> **Your objective**
Reproduce the listing below exactly. Pictures do not belong in the copy.

(Records about charts and figures)
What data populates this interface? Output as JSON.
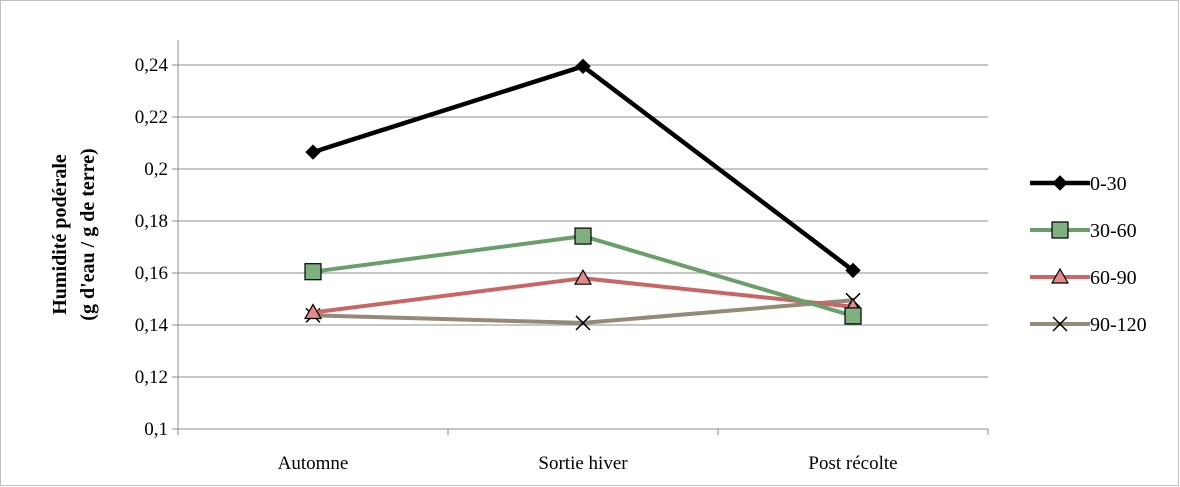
{
  "chart_data": {
    "type": "line",
    "categories": [
      "Automne",
      "Sortie hiver",
      "Post récolte"
    ],
    "ylabel": [
      "Humidité podérale",
      "(g d'eau / g de terre)"
    ],
    "ylim": [
      0.1,
      0.24
    ],
    "yticks": [
      "0,1",
      "0,12",
      "0,14",
      "0,16",
      "0,18",
      "0,2",
      "0,22",
      "0,24"
    ],
    "ytick_values": [
      0.1,
      0.12,
      0.14,
      0.16,
      0.18,
      0.2,
      0.22,
      0.24
    ],
    "grid": true,
    "legend_position": "right",
    "series": [
      {
        "name": "0-30",
        "values": [
          0.2065,
          0.2395,
          0.161
        ],
        "color": "#000000",
        "marker": "diamond",
        "marker_fill": "#000000"
      },
      {
        "name": "30-60",
        "values": [
          0.1605,
          0.1742,
          0.1435
        ],
        "color": "#6a9e6a",
        "marker": "square",
        "marker_fill": "#7fb07f"
      },
      {
        "name": "60-90",
        "values": [
          0.1448,
          0.158,
          0.147
        ],
        "color": "#c96565",
        "marker": "triangle",
        "marker_fill": "#e38a8a"
      },
      {
        "name": "90-120",
        "values": [
          0.1437,
          0.1408,
          0.1495
        ],
        "color": "#948a77",
        "marker": "x",
        "marker_fill": "#000000"
      }
    ]
  }
}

> **Finished exercise**
What data populates this interface? Output as JSON.
{
  "chart_data": {
    "type": "line",
    "categories": [
      "Automne",
      "Sortie hiver",
      "Post récolte"
    ],
    "ylabel": [
      "Humidité podérale",
      "(g d'eau / g de terre)"
    ],
    "ylim": [
      0.1,
      0.24
    ],
    "yticks": [
      "0,1",
      "0,12",
      "0,14",
      "0,16",
      "0,18",
      "0,2",
      "0,22",
      "0,24"
    ],
    "ytick_values": [
      0.1,
      0.12,
      0.14,
      0.16,
      0.18,
      0.2,
      0.22,
      0.24
    ],
    "grid": true,
    "legend_position": "right",
    "series": [
      {
        "name": "0-30",
        "values": [
          0.2065,
          0.2395,
          0.161
        ],
        "color": "#000000",
        "marker": "diamond",
        "marker_fill": "#000000"
      },
      {
        "name": "30-60",
        "values": [
          0.1605,
          0.1742,
          0.1435
        ],
        "color": "#6a9e6a",
        "marker": "square",
        "marker_fill": "#7fb07f"
      },
      {
        "name": "60-90",
        "values": [
          0.1448,
          0.158,
          0.147
        ],
        "color": "#c96565",
        "marker": "triangle",
        "marker_fill": "#e38a8a"
      },
      {
        "name": "90-120",
        "values": [
          0.1437,
          0.1408,
          0.1495
        ],
        "color": "#948a77",
        "marker": "x",
        "marker_fill": "#000000"
      }
    ]
  }
}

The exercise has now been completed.